Start of Extracted entries
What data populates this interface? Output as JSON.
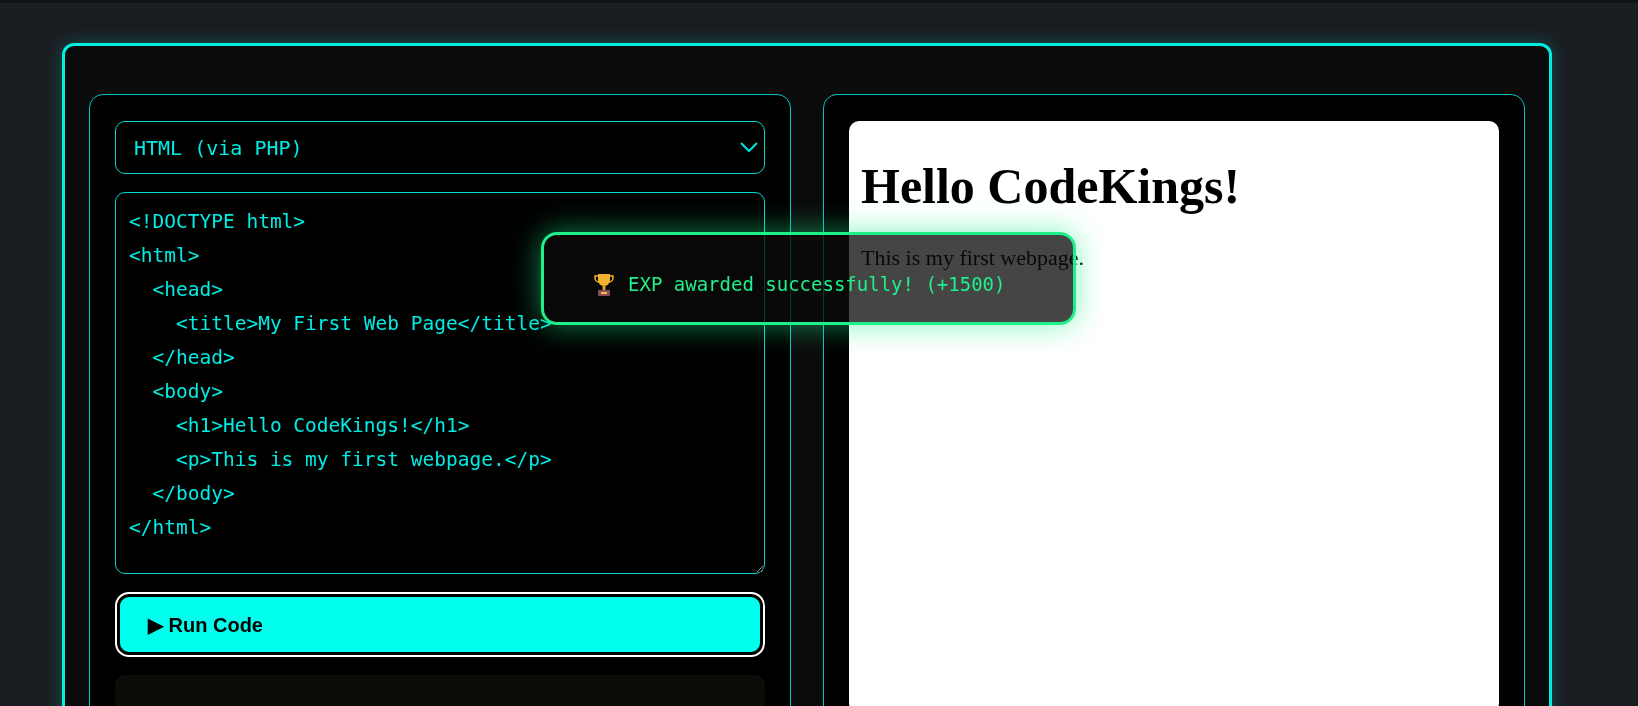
{
  "language_select": {
    "value": "HTML (via PHP)"
  },
  "editor": {
    "code": [
      "<!DOCTYPE html>",
      "<html>",
      "  <head>",
      "    <title>My First Web Page</title>",
      "  </head>",
      "  <body>",
      "    <h1>Hello CodeKings!</h1>",
      "    <p>This is my first webpage.</p>",
      "  </body>",
      "</html>"
    ]
  },
  "run_button": {
    "icon": "▶",
    "label": "Run Code"
  },
  "preview": {
    "heading": "Hello CodeKings!",
    "paragraph": "This is my first webpage."
  },
  "toast": {
    "message": "EXP awarded successfully! (+1500)"
  }
}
End of Extracted entries
Instructions to follow: Reproduce the entries above exactly. Do not include the images.

Exercise output:
What data populates this interface? Output as JSON.
{
  "language_select": {
    "value": "HTML (via PHP)"
  },
  "editor": {
    "code": [
      "<!DOCTYPE html>",
      "<html>",
      "  <head>",
      "    <title>My First Web Page</title>",
      "  </head>",
      "  <body>",
      "    <h1>Hello CodeKings!</h1>",
      "    <p>This is my first webpage.</p>",
      "  </body>",
      "</html>"
    ]
  },
  "run_button": {
    "icon": "▶",
    "label": "Run Code"
  },
  "preview": {
    "heading": "Hello CodeKings!",
    "paragraph": "This is my first webpage."
  },
  "toast": {
    "message": "EXP awarded successfully! (+1500)"
  }
}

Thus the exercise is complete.